AIM:
Reproduce every record exactly as it appears, but not the pictures.

[Start of STORED DATA]

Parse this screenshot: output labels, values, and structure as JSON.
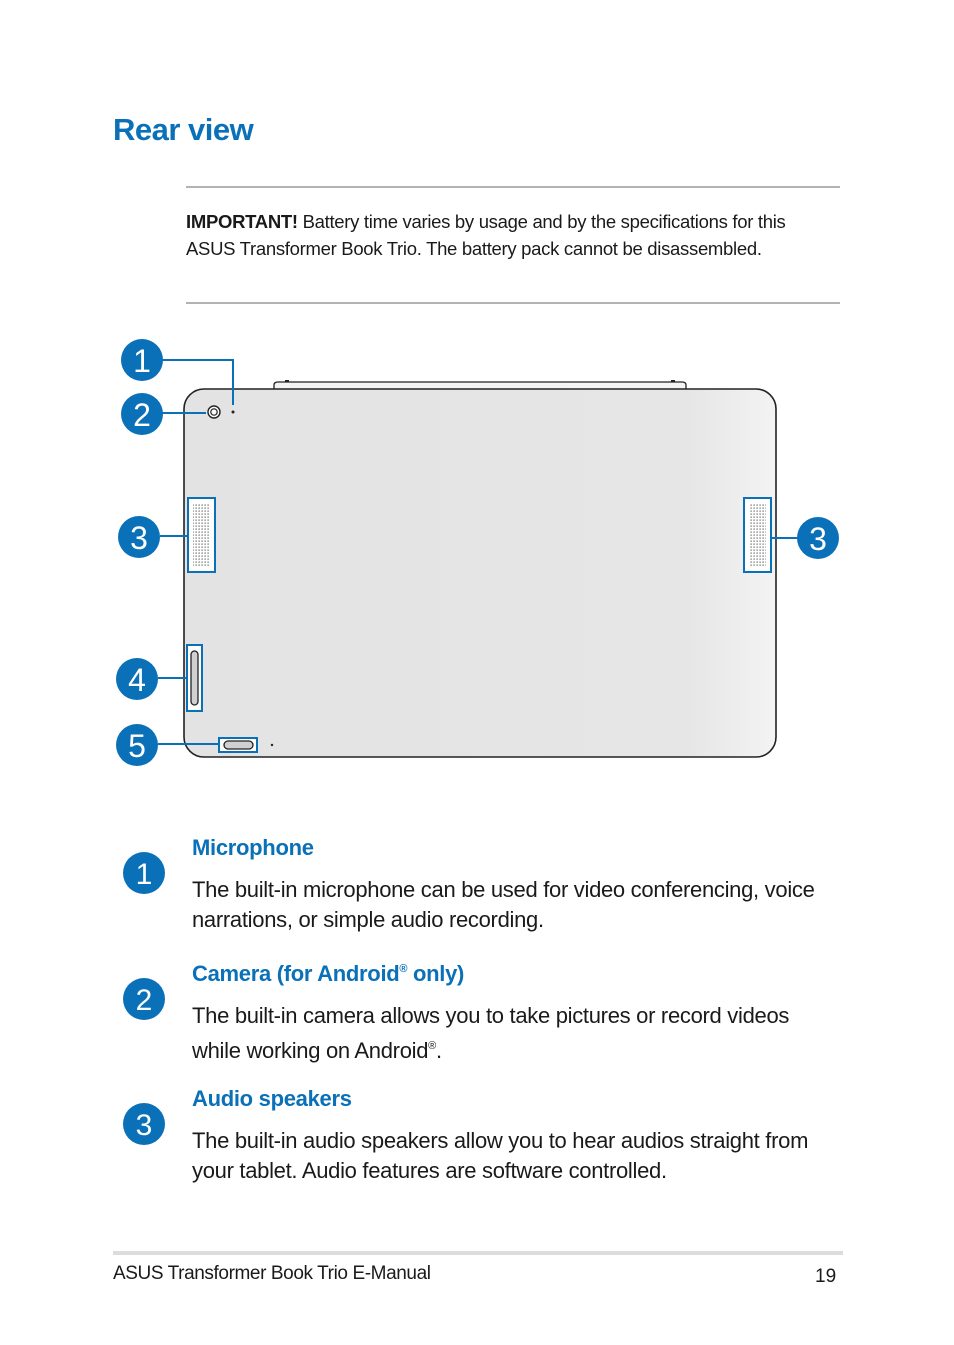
{
  "page": {
    "title": "Rear view",
    "accent_color": "#0a70b8"
  },
  "note": {
    "label": "IMPORTANT!",
    "text": " Battery time varies by usage and by the specifications for this ASUS Transformer Book Trio. The battery pack cannot be disassembled."
  },
  "diagram": {
    "callouts": [
      {
        "number": "1",
        "target": "microphone"
      },
      {
        "number": "2",
        "target": "camera"
      },
      {
        "number": "3",
        "target": "left-speaker"
      },
      {
        "number": "3",
        "target": "right-speaker"
      },
      {
        "number": "4",
        "target": "side-slot"
      },
      {
        "number": "5",
        "target": "bottom-port"
      }
    ]
  },
  "items": [
    {
      "number": "1",
      "heading": "Microphone",
      "heading_sup": "",
      "heading_tail": "",
      "description": "The built-in microphone can be used for video conferencing, voice narrations, or simple audio recording.",
      "desc_sup": "",
      "desc_tail": ""
    },
    {
      "number": "2",
      "heading": "Camera (for Android",
      "heading_sup": "®",
      "heading_tail": " only)",
      "description": "The built-in camera allows you to take pictures or record videos while working on Android",
      "desc_sup": "®",
      "desc_tail": "."
    },
    {
      "number": "3",
      "heading": "Audio speakers",
      "heading_sup": "",
      "heading_tail": "",
      "description": "The built-in audio speakers allow you to hear audios straight from your tablet. Audio features are software controlled.",
      "desc_sup": "",
      "desc_tail": ""
    }
  ],
  "footer": {
    "manual_title": "ASUS Transformer Book Trio E-Manual",
    "page_number": "19"
  }
}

[End of STORED DATA]

COMPLETED EXERCISE:
Parse this screenshot: output labels, values, and structure as JSON.
{
  "page": {
    "title": "Rear view",
    "accent_color": "#0a70b8"
  },
  "note": {
    "label": "IMPORTANT!",
    "text": " Battery time varies by usage and by the specifications for this ASUS Transformer Book Trio. The battery pack cannot be disassembled."
  },
  "diagram": {
    "callouts": [
      {
        "number": "1",
        "target": "microphone"
      },
      {
        "number": "2",
        "target": "camera"
      },
      {
        "number": "3",
        "target": "left-speaker"
      },
      {
        "number": "3",
        "target": "right-speaker"
      },
      {
        "number": "4",
        "target": "side-slot"
      },
      {
        "number": "5",
        "target": "bottom-port"
      }
    ]
  },
  "items": [
    {
      "number": "1",
      "heading": "Microphone",
      "heading_sup": "",
      "heading_tail": "",
      "description": "The built-in microphone can be used for video conferencing, voice narrations, or simple audio recording.",
      "desc_sup": "",
      "desc_tail": ""
    },
    {
      "number": "2",
      "heading": "Camera (for Android",
      "heading_sup": "®",
      "heading_tail": " only)",
      "description": "The built-in camera allows you to take pictures or record videos while working on Android",
      "desc_sup": "®",
      "desc_tail": "."
    },
    {
      "number": "3",
      "heading": "Audio speakers",
      "heading_sup": "",
      "heading_tail": "",
      "description": "The built-in audio speakers allow you to hear audios straight from your tablet. Audio features are software controlled.",
      "desc_sup": "",
      "desc_tail": ""
    }
  ],
  "footer": {
    "manual_title": "ASUS Transformer Book Trio E-Manual",
    "page_number": "19"
  }
}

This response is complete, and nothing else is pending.